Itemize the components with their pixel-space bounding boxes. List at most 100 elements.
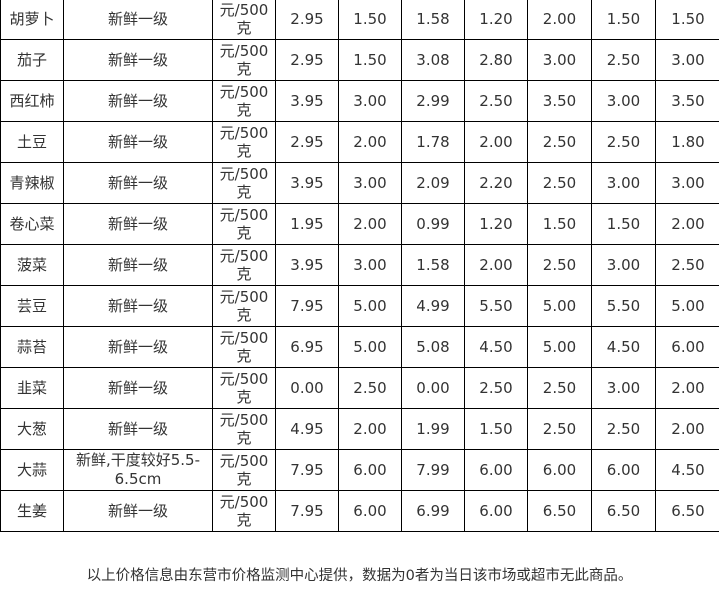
price-cell: 5.00 [527, 326, 592, 368]
unit-cell: 元/500克 [212, 285, 276, 327]
price-cell: 1.20 [464, 0, 528, 40]
grade-cell: 新鲜一级 [63, 244, 213, 286]
price-cell: 5.50 [464, 285, 528, 327]
price-cell: 2.20 [464, 162, 528, 204]
price-cell: 5.00 [338, 285, 402, 327]
product-name-cell: 韭菜 [0, 367, 64, 409]
table-row: 西红柿 新鲜一级 元/500克 3.95 3.00 2.99 2.50 3.50 3.00 3.5… [0, 80, 719, 122]
product-name-cell: 大葱 [0, 408, 64, 450]
price-cell: 1.50 [527, 203, 592, 245]
price-cell: 3.08 [401, 39, 465, 81]
price-cell: 1.58 [401, 244, 465, 286]
price-cell: 1.80 [655, 121, 719, 163]
price-cell: 3.00 [338, 162, 402, 204]
grade-cell: 新鲜一级 [63, 326, 213, 368]
grade-cell: 新鲜一级 [63, 80, 213, 122]
price-cell: 4.50 [464, 326, 528, 368]
price-cell: 5.00 [527, 285, 592, 327]
price-cell: 7.99 [401, 449, 465, 491]
product-name-cell: 蒜苔 [0, 326, 64, 368]
price-cell: 5.50 [591, 285, 656, 327]
price-cell: 2.95 [275, 0, 339, 40]
unit-cell: 元/500克 [212, 244, 276, 286]
price-cell: 2.50 [591, 39, 656, 81]
price-cell: 1.78 [401, 121, 465, 163]
price-cell: 3.50 [655, 80, 719, 122]
price-cell: 6.00 [338, 449, 402, 491]
price-cell: 2.00 [655, 203, 719, 245]
price-cell: 2.00 [338, 408, 402, 450]
price-cell: 2.00 [655, 408, 719, 450]
unit-cell: 元/500克 [212, 326, 276, 368]
table-row: 茄子 新鲜一级 元/500克 2.95 1.50 3.08 2.80 3.00 2.50 3.00 [0, 39, 719, 81]
grade-cell: 新鲜一级 [63, 121, 213, 163]
price-cell: 3.95 [275, 244, 339, 286]
table-row: 生姜 新鲜一级 元/500克 7.95 6.00 6.99 6.00 6.50 6.50 6.50 [0, 490, 719, 532]
price-cell: 3.00 [591, 244, 656, 286]
grade-cell: 新鲜,干度较好5.5-6.5cm [63, 449, 213, 491]
price-cell: 6.00 [464, 490, 528, 532]
product-name-cell: 青辣椒 [0, 162, 64, 204]
price-cell: 2.00 [464, 244, 528, 286]
grade-cell: 新鲜一级 [63, 162, 213, 204]
unit-cell: 元/500克 [212, 490, 276, 532]
unit-cell: 元/500克 [212, 39, 276, 81]
price-cell: 1.50 [338, 0, 402, 40]
product-name-cell: 芸豆 [0, 285, 64, 327]
price-cell: 6.00 [591, 449, 656, 491]
price-cell: 6.50 [655, 490, 719, 532]
product-name-cell: 土豆 [0, 121, 64, 163]
product-name-cell: 胡萝卜 [0, 0, 64, 40]
price-cell: 0.00 [275, 367, 339, 409]
price-cell: 2.00 [655, 367, 719, 409]
price-cell: 4.99 [401, 285, 465, 327]
price-cell: 2.50 [591, 121, 656, 163]
price-cell: 2.50 [338, 367, 402, 409]
price-cell: 3.00 [591, 367, 656, 409]
price-cell: 2.50 [464, 367, 528, 409]
price-cell: 2.00 [338, 203, 402, 245]
grade-cell: 新鲜一级 [63, 490, 213, 532]
price-cell: 2.80 [464, 39, 528, 81]
unit-cell: 元/500克 [212, 80, 276, 122]
price-cell: 3.00 [338, 244, 402, 286]
price-cell: 6.00 [338, 490, 402, 532]
table-row: 韭菜 新鲜一级 元/500克 0.00 2.50 0.00 2.50 2.50 3.00 2.00 [0, 367, 719, 409]
unit-cell: 元/500克 [212, 121, 276, 163]
price-cell: 6.95 [275, 326, 339, 368]
price-cell: 4.50 [591, 326, 656, 368]
product-name-cell: 菠菜 [0, 244, 64, 286]
price-cell: 2.50 [591, 408, 656, 450]
price-cell: 2.50 [527, 367, 592, 409]
price-cell: 7.95 [275, 449, 339, 491]
product-name-cell: 茄子 [0, 39, 64, 81]
price-cell: 3.95 [275, 162, 339, 204]
price-cell: 3.00 [655, 39, 719, 81]
price-cell: 2.50 [527, 244, 592, 286]
table-row: 卷心菜 新鲜一级 元/500克 1.95 2.00 0.99 1.20 1.50 1.50 2.0… [0, 203, 719, 245]
price-cell: 6.99 [401, 490, 465, 532]
price-cell: 3.00 [591, 162, 656, 204]
price-cell: 5.00 [338, 326, 402, 368]
price-cell: 2.50 [464, 80, 528, 122]
price-cell: 2.50 [527, 121, 592, 163]
price-cell: 6.00 [527, 449, 592, 491]
price-cell: 1.50 [655, 0, 719, 40]
product-name-cell: 大蒜 [0, 449, 64, 491]
table-row: 菠菜 新鲜一级 元/500克 3.95 3.00 1.58 2.00 2.50 3.00 2.50 [0, 244, 719, 286]
price-cell: 1.20 [464, 203, 528, 245]
price-cell: 2.50 [527, 162, 592, 204]
price-cell: 1.95 [275, 203, 339, 245]
unit-cell: 元/500克 [212, 449, 276, 491]
unit-cell: 元/500克 [212, 203, 276, 245]
price-cell: 2.50 [527, 408, 592, 450]
grade-cell: 新鲜一级 [63, 39, 213, 81]
grade-cell: 新鲜一级 [63, 367, 213, 409]
price-cell: 4.50 [655, 449, 719, 491]
price-cell: 1.50 [464, 408, 528, 450]
table-row: 土豆 新鲜一级 元/500克 2.95 2.00 1.78 2.00 2.50 2.50 1.80 [0, 121, 719, 163]
price-cell: 2.09 [401, 162, 465, 204]
price-cell: 6.50 [591, 490, 656, 532]
price-cell: 3.95 [275, 80, 339, 122]
price-cell: 7.95 [275, 490, 339, 532]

**Directive:**
Please repeat the stretch of the material from the line containing "price-cell: 5.00 [527, 326, 592, 368]" through the line containing "grade-cell: 新鲜一级 [63, 80, 213, 122]", changing "grade-cell" to "quality-cell" and keeping everything else the same.

**Answer for this exercise:**
price-cell: 5.00 [527, 326, 592, 368]
unit-cell: 元/500克 [212, 285, 276, 327]
price-cell: 1.20 [464, 0, 528, 40]
quality-cell: 新鲜一级 [63, 244, 213, 286]
price-cell: 5.50 [464, 285, 528, 327]
price-cell: 2.20 [464, 162, 528, 204]
price-cell: 5.00 [338, 285, 402, 327]
product-name-cell: 韭菜 [0, 367, 64, 409]
table-row: 西红柿 新鲜一级 元/500克 3.95 3.00 2.99 2.50 3.50 3.00 3.5… [0, 80, 719, 122]
product-name-cell: 大葱 [0, 408, 64, 450]
price-cell: 1.50 [527, 203, 592, 245]
price-cell: 3.08 [401, 39, 465, 81]
price-cell: 1.58 [401, 244, 465, 286]
price-cell: 1.80 [655, 121, 719, 163]
price-cell: 3.00 [338, 162, 402, 204]
quality-cell: 新鲜一级 [63, 326, 213, 368]
quality-cell: 新鲜一级 [63, 80, 213, 122]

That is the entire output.